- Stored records
============================================================

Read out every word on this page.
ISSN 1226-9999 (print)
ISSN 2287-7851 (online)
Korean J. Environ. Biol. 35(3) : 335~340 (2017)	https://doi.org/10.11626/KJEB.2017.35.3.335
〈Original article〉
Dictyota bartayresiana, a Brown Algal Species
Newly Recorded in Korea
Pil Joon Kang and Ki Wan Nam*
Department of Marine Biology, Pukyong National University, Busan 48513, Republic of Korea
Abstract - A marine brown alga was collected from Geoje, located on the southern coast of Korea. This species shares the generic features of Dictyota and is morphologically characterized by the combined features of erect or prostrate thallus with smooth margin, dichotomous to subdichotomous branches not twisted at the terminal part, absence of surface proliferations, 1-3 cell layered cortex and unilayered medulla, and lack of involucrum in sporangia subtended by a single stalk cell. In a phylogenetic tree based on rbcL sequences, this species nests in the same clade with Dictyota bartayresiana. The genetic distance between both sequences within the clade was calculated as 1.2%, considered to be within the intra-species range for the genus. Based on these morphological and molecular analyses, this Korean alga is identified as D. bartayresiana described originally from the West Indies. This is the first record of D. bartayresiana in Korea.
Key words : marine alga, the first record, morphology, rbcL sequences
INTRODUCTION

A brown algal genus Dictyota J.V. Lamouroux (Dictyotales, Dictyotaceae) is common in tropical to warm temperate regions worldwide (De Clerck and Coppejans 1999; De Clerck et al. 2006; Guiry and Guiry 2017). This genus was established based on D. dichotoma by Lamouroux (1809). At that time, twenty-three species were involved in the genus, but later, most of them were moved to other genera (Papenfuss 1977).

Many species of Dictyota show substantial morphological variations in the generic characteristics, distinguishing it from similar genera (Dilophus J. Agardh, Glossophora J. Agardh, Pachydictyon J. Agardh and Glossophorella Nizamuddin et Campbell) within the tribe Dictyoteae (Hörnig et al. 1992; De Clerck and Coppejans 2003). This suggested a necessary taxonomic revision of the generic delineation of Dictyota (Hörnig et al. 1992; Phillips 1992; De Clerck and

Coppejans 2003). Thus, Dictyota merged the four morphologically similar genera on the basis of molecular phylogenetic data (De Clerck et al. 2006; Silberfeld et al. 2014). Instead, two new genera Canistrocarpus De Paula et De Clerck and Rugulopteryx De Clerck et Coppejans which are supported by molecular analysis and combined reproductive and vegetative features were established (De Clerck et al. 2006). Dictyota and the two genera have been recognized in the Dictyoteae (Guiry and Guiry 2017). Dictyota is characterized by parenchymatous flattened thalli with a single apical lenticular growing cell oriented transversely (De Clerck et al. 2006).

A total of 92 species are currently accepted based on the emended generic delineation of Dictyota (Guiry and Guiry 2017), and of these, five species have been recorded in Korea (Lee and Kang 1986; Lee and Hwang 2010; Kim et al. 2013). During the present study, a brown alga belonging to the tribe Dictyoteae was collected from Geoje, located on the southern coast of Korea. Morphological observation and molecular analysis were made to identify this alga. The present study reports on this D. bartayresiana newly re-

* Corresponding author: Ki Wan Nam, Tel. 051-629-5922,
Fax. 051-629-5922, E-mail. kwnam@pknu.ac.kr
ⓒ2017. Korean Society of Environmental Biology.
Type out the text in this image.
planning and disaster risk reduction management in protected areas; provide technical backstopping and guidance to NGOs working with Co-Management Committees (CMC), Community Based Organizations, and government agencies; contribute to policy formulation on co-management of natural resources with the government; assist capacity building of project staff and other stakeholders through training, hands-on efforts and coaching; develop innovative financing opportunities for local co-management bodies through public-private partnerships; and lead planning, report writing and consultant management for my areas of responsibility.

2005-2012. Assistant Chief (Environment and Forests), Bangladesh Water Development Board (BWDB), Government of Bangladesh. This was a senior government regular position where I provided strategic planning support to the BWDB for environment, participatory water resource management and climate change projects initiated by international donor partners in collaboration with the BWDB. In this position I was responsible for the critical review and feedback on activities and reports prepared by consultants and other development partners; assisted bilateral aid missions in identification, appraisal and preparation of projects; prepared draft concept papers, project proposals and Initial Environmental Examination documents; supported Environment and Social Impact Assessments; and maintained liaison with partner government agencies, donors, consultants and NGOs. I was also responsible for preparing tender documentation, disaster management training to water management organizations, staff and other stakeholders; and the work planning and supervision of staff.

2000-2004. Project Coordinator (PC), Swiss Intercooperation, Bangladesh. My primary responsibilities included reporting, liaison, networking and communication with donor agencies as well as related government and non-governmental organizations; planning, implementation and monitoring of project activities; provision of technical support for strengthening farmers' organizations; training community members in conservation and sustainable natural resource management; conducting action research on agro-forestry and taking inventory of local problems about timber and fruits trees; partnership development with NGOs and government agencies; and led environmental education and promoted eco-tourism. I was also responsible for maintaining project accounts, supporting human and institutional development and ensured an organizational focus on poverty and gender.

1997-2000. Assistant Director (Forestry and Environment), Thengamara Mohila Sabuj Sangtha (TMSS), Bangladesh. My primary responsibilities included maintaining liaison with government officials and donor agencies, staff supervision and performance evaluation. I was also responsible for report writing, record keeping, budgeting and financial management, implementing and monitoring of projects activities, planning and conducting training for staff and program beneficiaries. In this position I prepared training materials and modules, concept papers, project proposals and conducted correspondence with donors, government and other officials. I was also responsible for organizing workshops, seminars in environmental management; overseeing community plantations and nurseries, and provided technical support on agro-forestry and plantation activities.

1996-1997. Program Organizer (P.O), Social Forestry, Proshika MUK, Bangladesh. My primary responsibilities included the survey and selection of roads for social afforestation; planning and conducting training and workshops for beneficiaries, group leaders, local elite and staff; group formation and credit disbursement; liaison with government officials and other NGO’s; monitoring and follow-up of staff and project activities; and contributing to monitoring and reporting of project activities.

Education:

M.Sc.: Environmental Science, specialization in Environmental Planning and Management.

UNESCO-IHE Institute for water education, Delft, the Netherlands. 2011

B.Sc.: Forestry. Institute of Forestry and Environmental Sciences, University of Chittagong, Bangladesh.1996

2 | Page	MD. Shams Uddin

============================================================

Type the whole listing again, unaltered.

- Solution to this task
Read out every word on this page.
ISSN 1226-9999 (print)
ISSN 2287-7851 (online)
Korean J. Environ. Biol. 35(3) : 335~340 (2017)	https://doi.org/10.11626/KJEB.2017.35.3.335
〈Original article〉
Dictyota bartayresiana, a Brown Algal Species
Newly Recorded in Korea
Pil Joon Kang and Ki Wan Nam*
Department of Marine Biology, Pukyong National University, Busan 48513, Republic of Korea
Abstract - A marine brown alga was collected from Geoje, located on the southern coast of Korea. This species shares the generic features of Dictyota and is morphologically characterized by the combined features of erect or prostrate thallus with smooth margin, dichotomous to subdichotomous branches not twisted at the terminal part, absence of surface proliferations, 1-3 cell layered cortex and unilayered medulla, and lack of involucrum in sporangia subtended by a single stalk cell. In a phylogenetic tree based on rbcL sequences, this species nests in the same clade with Dictyota bartayresiana. The genetic distance between both sequences within the clade was calculated as 1.2%, considered to be within the intra-species range for the genus. Based on these morphological and molecular analyses, this Korean alga is identified as D. bartayresiana described originally from the West Indies. This is the first record of D. bartayresiana in Korea.
Key words : marine alga, the first record, morphology, rbcL sequences
INTRODUCTION

A brown algal genus Dictyota J.V. Lamouroux (Dictyotales, Dictyotaceae) is common in tropical to warm temperate regions worldwide (De Clerck and Coppejans 1999; De Clerck et al. 2006; Guiry and Guiry 2017). This genus was established based on D. dichotoma by Lamouroux (1809). At that time, twenty-three species were involved in the genus, but later, most of them were moved to other genera (Papenfuss 1977).

Many species of Dictyota show substantial morphological variations in the generic characteristics, distinguishing it from similar genera (Dilophus J. Agardh, Glossophora J. Agardh, Pachydictyon J. Agardh and Glossophorella Nizamuddin et Campbell) within the tribe Dictyoteae (Hörnig et al. 1992; De Clerck and Coppejans 2003). This suggested a necessary taxonomic revision of the generic delineation of Dictyota (Hörnig et al. 1992; Phillips 1992; De Clerck and

Coppejans 2003). Thus, Dictyota merged the four morphologically similar genera on the basis of molecular phylogenetic data (De Clerck et al. 2006; Silberfeld et al. 2014). Instead, two new genera Canistrocarpus De Paula et De Clerck and Rugulopteryx De Clerck et Coppejans which are supported by molecular analysis and combined reproductive and vegetative features were established (De Clerck et al. 2006). Dictyota and the two genera have been recognized in the Dictyoteae (Guiry and Guiry 2017). Dictyota is characterized by parenchymatous flattened thalli with a single apical lenticular growing cell oriented transversely (De Clerck et al. 2006).

A total of 92 species are currently accepted based on the emended generic delineation of Dictyota (Guiry and Guiry 2017), and of these, five species have been recorded in Korea (Lee and Kang 1986; Lee and Hwang 2010; Kim et al. 2013). During the present study, a brown alga belonging to the tribe Dictyoteae was collected from Geoje, located on the southern coast of Korea. Morphological observation and molecular analysis were made to identify this alga. The present study reports on this D. bartayresiana newly re-

* Corresponding author: Ki Wan Nam, Tel. 051-629-5922,
Fax. 051-629-5922, E-mail. kwnam@pknu.ac.kr
ⓒ2017. Korean Society of Environmental Biology.
Type out the text in this image.
planning and disaster risk reduction management in protected areas; provide technical backstopping and guidance to NGOs working with Co-Management Committees (CMC), Community Based Organizations, and government agencies; contribute to policy formulation on co-management of natural resources with the government; assist capacity building of project staff and other stakeholders through training, hands-on efforts and coaching; develop innovative financing opportunities for local co-management bodies through public-private partnerships; and lead planning, report writing and consultant management for my areas of responsibility.

2005-2012. Assistant Chief (Environment and Forests), Bangladesh Water Development Board (BWDB), Government of Bangladesh. This was a senior government regular position where I provided strategic planning support to the BWDB for environment, participatory water resource management and climate change projects initiated by international donor partners in collaboration with the BWDB. In this position I was responsible for the critical review and feedback on activities and reports prepared by consultants and other development partners; assisted bilateral aid missions in identification, appraisal and preparation of projects; prepared draft concept papers, project proposals and Initial Environmental Examination documents; supported Environment and Social Impact Assessments; and maintained liaison with partner government agencies, donors, consultants and NGOs. I was also responsible for preparing tender documentation, disaster management training to water management organizations, staff and other stakeholders; and the work planning and supervision of staff.

2000-2004. Project Coordinator (PC), Swiss Intercooperation, Bangladesh. My primary responsibilities included reporting, liaison, networking and communication with donor agencies as well as related government and non-governmental organizations; planning, implementation and monitoring of project activities; provision of technical support for strengthening farmers' organizations; training community members in conservation and sustainable natural resource management; conducting action research on agro-forestry and taking inventory of local problems about timber and fruits trees; partnership development with NGOs and government agencies; and led environmental education and promoted eco-tourism. I was also responsible for maintaining project accounts, supporting human and institutional development and ensured an organizational focus on poverty and gender.

1997-2000. Assistant Director (Forestry and Environment), Thengamara Mohila Sabuj Sangtha (TMSS), Bangladesh. My primary responsibilities included maintaining liaison with government officials and donor agencies, staff supervision and performance evaluation. I was also responsible for report writing, record keeping, budgeting and financial management, implementing and monitoring of projects activities, planning and conducting training for staff and program beneficiaries. In this position I prepared training materials and modules, concept papers, project proposals and conducted correspondence with donors, government and other officials. I was also responsible for organizing workshops, seminars in environmental management; overseeing community plantations and nurseries, and provided technical support on agro-forestry and plantation activities.

1996-1997. Program Organizer (P.O), Social Forestry, Proshika MUK, Bangladesh. My primary responsibilities included the survey and selection of roads for social afforestation; planning and conducting training and workshops for beneficiaries, group leaders, local elite and staff; group formation and credit disbursement; liaison with government officials and other NGO’s; monitoring and follow-up of staff and project activities; and contributing to monitoring and reporting of project activities.

Education:

M.Sc.: Environmental Science, specialization in Environmental Planning and Management.

UNESCO-IHE Institute for water education, Delft, the Netherlands. 2011

B.Sc.: Forestry. Institute of Forestry and Environmental Sciences, University of Chittagong, Bangladesh.1996

2 | Page	MD. Shams Uddin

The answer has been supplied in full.